### DIRECTIONS
The listing below must be repeated word for word, with its images excluded.

[Start of TASK INPUT]

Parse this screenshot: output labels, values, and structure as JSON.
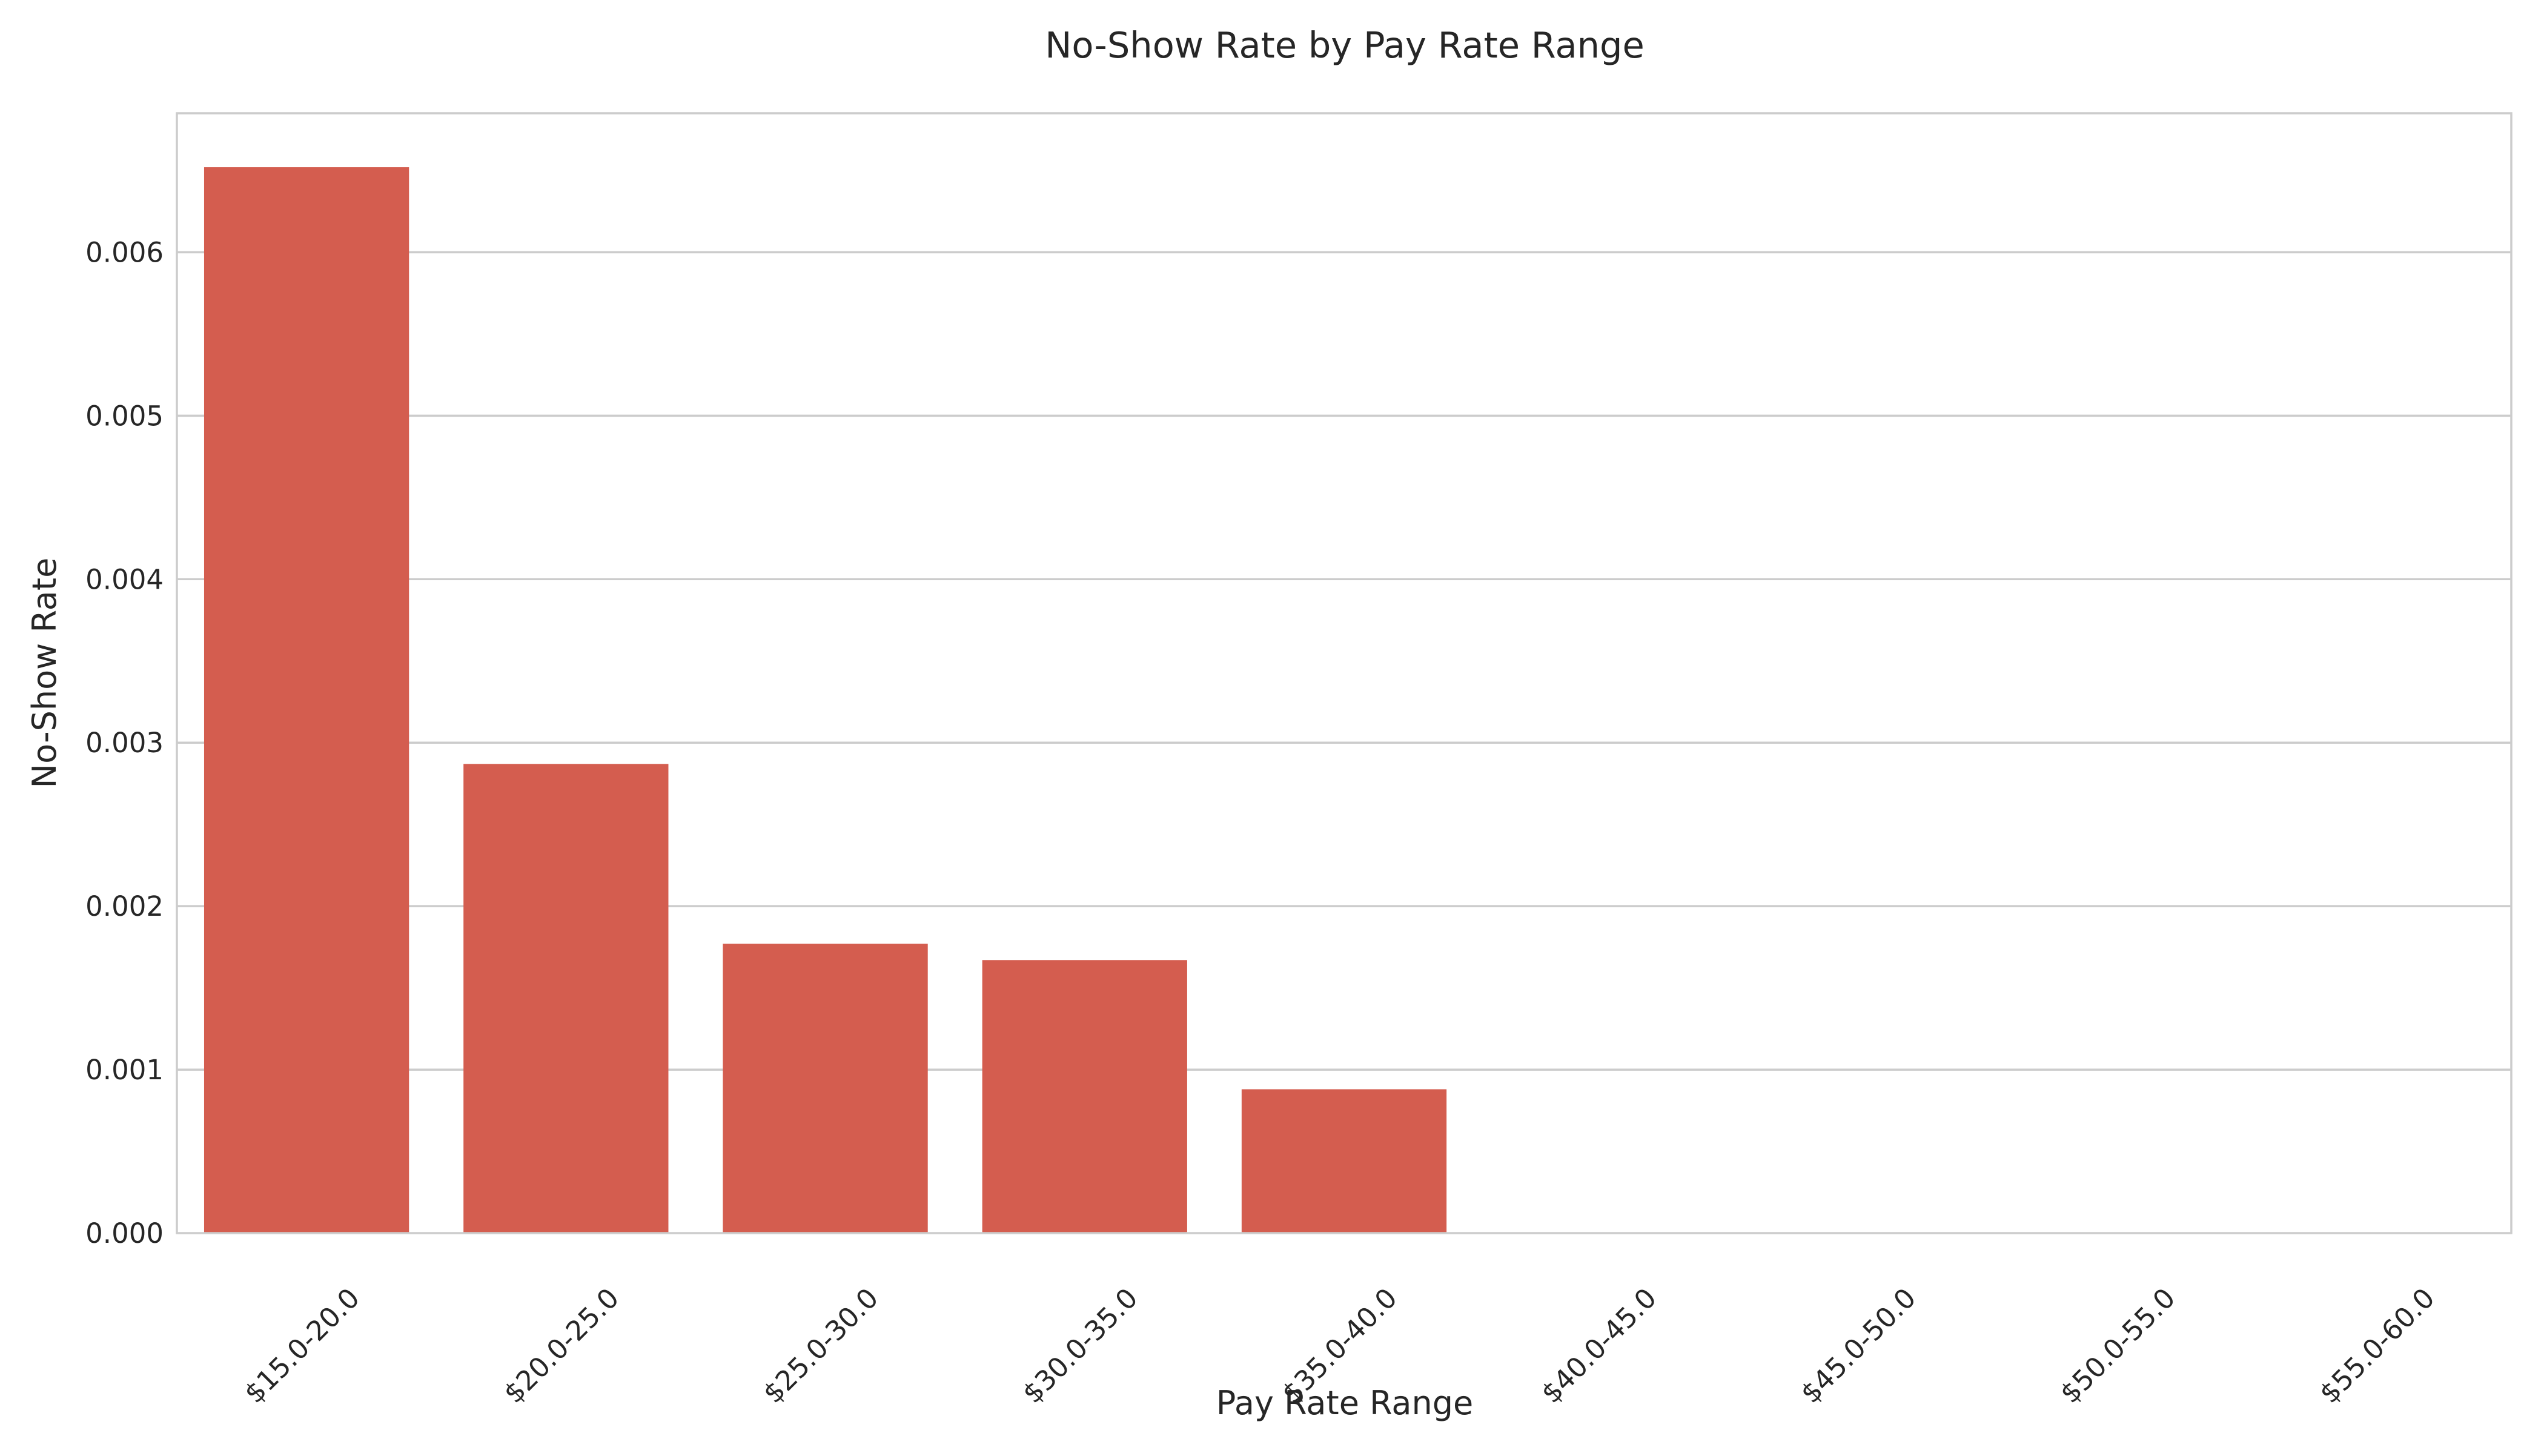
{
  "chart_data": {
    "type": "bar",
    "title": "No-Show Rate by Pay Rate Range",
    "xlabel": "Pay Rate Range",
    "ylabel": "No-Show Rate",
    "categories": [
      "$15.0-20.0",
      "$20.0-25.0",
      "$25.0-30.0",
      "$30.0-35.0",
      "$35.0-40.0",
      "$40.0-45.0",
      "$45.0-50.0",
      "$50.0-55.0",
      "$55.0-60.0"
    ],
    "values": [
      0.00652,
      0.00287,
      0.00177,
      0.00167,
      0.00088,
      0,
      0,
      0,
      0
    ],
    "ylim": [
      0,
      0.00685
    ],
    "yticks": [
      0.0,
      0.001,
      0.002,
      0.003,
      0.004,
      0.005,
      0.006
    ],
    "ytick_labels": [
      "0.000",
      "0.001",
      "0.002",
      "0.003",
      "0.004",
      "0.005",
      "0.006"
    ],
    "grid": "horizontal",
    "bar_color": "#d45d4f",
    "grid_color": "#cccccc"
  }
}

[End of TASK INPUT]

### OUTPUT OF THE TASK
Parse this screenshot: output labels, values, and structure as JSON.
{
  "chart_data": {
    "type": "bar",
    "title": "No-Show Rate by Pay Rate Range",
    "xlabel": "Pay Rate Range",
    "ylabel": "No-Show Rate",
    "categories": [
      "$15.0-20.0",
      "$20.0-25.0",
      "$25.0-30.0",
      "$30.0-35.0",
      "$35.0-40.0",
      "$40.0-45.0",
      "$45.0-50.0",
      "$50.0-55.0",
      "$55.0-60.0"
    ],
    "values": [
      0.00652,
      0.00287,
      0.00177,
      0.00167,
      0.00088,
      0,
      0,
      0,
      0
    ],
    "ylim": [
      0,
      0.00685
    ],
    "yticks": [
      0.0,
      0.001,
      0.002,
      0.003,
      0.004,
      0.005,
      0.006
    ],
    "ytick_labels": [
      "0.000",
      "0.001",
      "0.002",
      "0.003",
      "0.004",
      "0.005",
      "0.006"
    ],
    "grid": "horizontal",
    "bar_color": "#d45d4f",
    "grid_color": "#cccccc"
  }
}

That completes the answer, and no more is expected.